++++ Source material ++++

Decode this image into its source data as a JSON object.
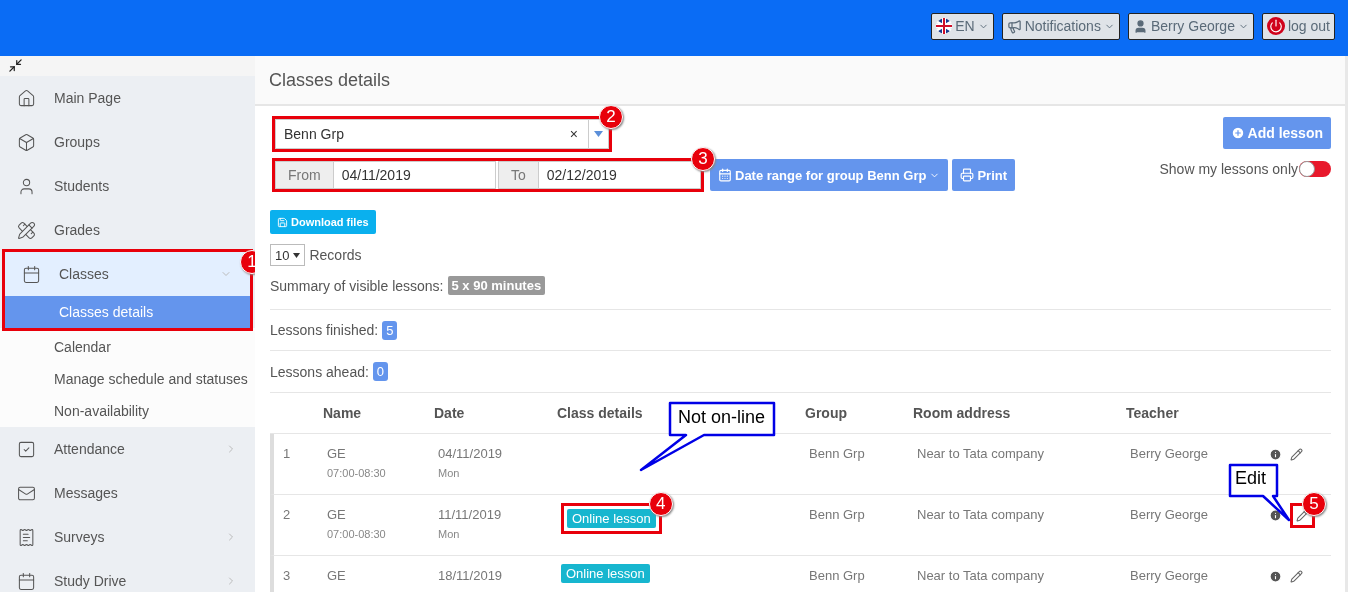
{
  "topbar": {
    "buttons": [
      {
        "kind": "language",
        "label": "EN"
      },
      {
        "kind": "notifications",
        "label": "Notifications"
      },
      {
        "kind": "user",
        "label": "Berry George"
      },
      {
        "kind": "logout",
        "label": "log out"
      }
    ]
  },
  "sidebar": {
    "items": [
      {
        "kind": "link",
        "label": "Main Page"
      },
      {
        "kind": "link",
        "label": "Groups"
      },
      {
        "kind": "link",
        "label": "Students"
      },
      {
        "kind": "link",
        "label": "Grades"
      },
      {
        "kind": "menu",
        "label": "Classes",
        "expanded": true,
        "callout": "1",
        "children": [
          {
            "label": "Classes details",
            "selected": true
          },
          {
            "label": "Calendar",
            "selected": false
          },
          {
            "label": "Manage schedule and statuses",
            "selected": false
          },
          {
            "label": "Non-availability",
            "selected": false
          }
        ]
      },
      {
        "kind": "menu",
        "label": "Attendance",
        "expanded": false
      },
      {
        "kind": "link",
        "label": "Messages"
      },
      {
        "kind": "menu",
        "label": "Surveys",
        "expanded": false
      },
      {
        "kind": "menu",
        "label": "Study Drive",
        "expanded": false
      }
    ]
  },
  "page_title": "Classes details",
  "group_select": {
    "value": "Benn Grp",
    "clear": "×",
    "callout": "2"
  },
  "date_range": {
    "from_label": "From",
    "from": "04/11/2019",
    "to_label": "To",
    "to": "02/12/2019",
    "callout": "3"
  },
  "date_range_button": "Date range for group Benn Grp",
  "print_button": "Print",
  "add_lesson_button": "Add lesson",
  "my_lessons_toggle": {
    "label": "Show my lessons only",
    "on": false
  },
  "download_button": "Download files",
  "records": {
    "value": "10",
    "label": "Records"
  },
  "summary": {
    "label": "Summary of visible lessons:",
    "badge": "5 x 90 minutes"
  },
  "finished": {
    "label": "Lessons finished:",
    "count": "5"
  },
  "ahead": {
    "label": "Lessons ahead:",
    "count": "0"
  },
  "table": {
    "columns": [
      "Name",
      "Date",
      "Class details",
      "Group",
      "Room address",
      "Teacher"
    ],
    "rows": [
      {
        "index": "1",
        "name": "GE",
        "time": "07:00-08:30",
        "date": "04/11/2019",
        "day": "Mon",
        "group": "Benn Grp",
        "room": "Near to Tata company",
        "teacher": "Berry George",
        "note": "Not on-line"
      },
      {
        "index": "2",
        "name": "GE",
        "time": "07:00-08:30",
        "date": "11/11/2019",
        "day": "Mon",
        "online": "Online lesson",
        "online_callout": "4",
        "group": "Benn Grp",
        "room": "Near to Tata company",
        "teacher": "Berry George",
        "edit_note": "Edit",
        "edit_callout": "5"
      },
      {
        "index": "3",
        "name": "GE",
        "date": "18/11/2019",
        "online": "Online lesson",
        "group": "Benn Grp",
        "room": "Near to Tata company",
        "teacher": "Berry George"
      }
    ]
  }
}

++++

> Instructions to follow: Without including any picture, repeat the data exactly.

> Complete answer:
Decode this image into its source data as a JSON object.
{
  "topbar": {
    "buttons": [
      {
        "kind": "language",
        "label": "EN"
      },
      {
        "kind": "notifications",
        "label": "Notifications"
      },
      {
        "kind": "user",
        "label": "Berry George"
      },
      {
        "kind": "logout",
        "label": "log out"
      }
    ]
  },
  "sidebar": {
    "items": [
      {
        "kind": "link",
        "label": "Main Page"
      },
      {
        "kind": "link",
        "label": "Groups"
      },
      {
        "kind": "link",
        "label": "Students"
      },
      {
        "kind": "link",
        "label": "Grades"
      },
      {
        "kind": "menu",
        "label": "Classes",
        "expanded": true,
        "callout": "1",
        "children": [
          {
            "label": "Classes details",
            "selected": true
          },
          {
            "label": "Calendar",
            "selected": false
          },
          {
            "label": "Manage schedule and statuses",
            "selected": false
          },
          {
            "label": "Non-availability",
            "selected": false
          }
        ]
      },
      {
        "kind": "menu",
        "label": "Attendance",
        "expanded": false
      },
      {
        "kind": "link",
        "label": "Messages"
      },
      {
        "kind": "menu",
        "label": "Surveys",
        "expanded": false
      },
      {
        "kind": "menu",
        "label": "Study Drive",
        "expanded": false
      }
    ]
  },
  "page_title": "Classes details",
  "group_select": {
    "value": "Benn Grp",
    "clear": "×",
    "callout": "2"
  },
  "date_range": {
    "from_label": "From",
    "from": "04/11/2019",
    "to_label": "To",
    "to": "02/12/2019",
    "callout": "3"
  },
  "date_range_button": "Date range for group Benn Grp",
  "print_button": "Print",
  "add_lesson_button": "Add lesson",
  "my_lessons_toggle": {
    "label": "Show my lessons only",
    "on": false
  },
  "download_button": "Download files",
  "records": {
    "value": "10",
    "label": "Records"
  },
  "summary": {
    "label": "Summary of visible lessons:",
    "badge": "5 x 90 minutes"
  },
  "finished": {
    "label": "Lessons finished:",
    "count": "5"
  },
  "ahead": {
    "label": "Lessons ahead:",
    "count": "0"
  },
  "table": {
    "columns": [
      "Name",
      "Date",
      "Class details",
      "Group",
      "Room address",
      "Teacher"
    ],
    "rows": [
      {
        "index": "1",
        "name": "GE",
        "time": "07:00-08:30",
        "date": "04/11/2019",
        "day": "Mon",
        "group": "Benn Grp",
        "room": "Near to Tata company",
        "teacher": "Berry George",
        "note": "Not on-line"
      },
      {
        "index": "2",
        "name": "GE",
        "time": "07:00-08:30",
        "date": "11/11/2019",
        "day": "Mon",
        "online": "Online lesson",
        "online_callout": "4",
        "group": "Benn Grp",
        "room": "Near to Tata company",
        "teacher": "Berry George",
        "edit_note": "Edit",
        "edit_callout": "5"
      },
      {
        "index": "3",
        "name": "GE",
        "date": "18/11/2019",
        "online": "Online lesson",
        "group": "Benn Grp",
        "room": "Near to Tata company",
        "teacher": "Berry George"
      }
    ]
  }
}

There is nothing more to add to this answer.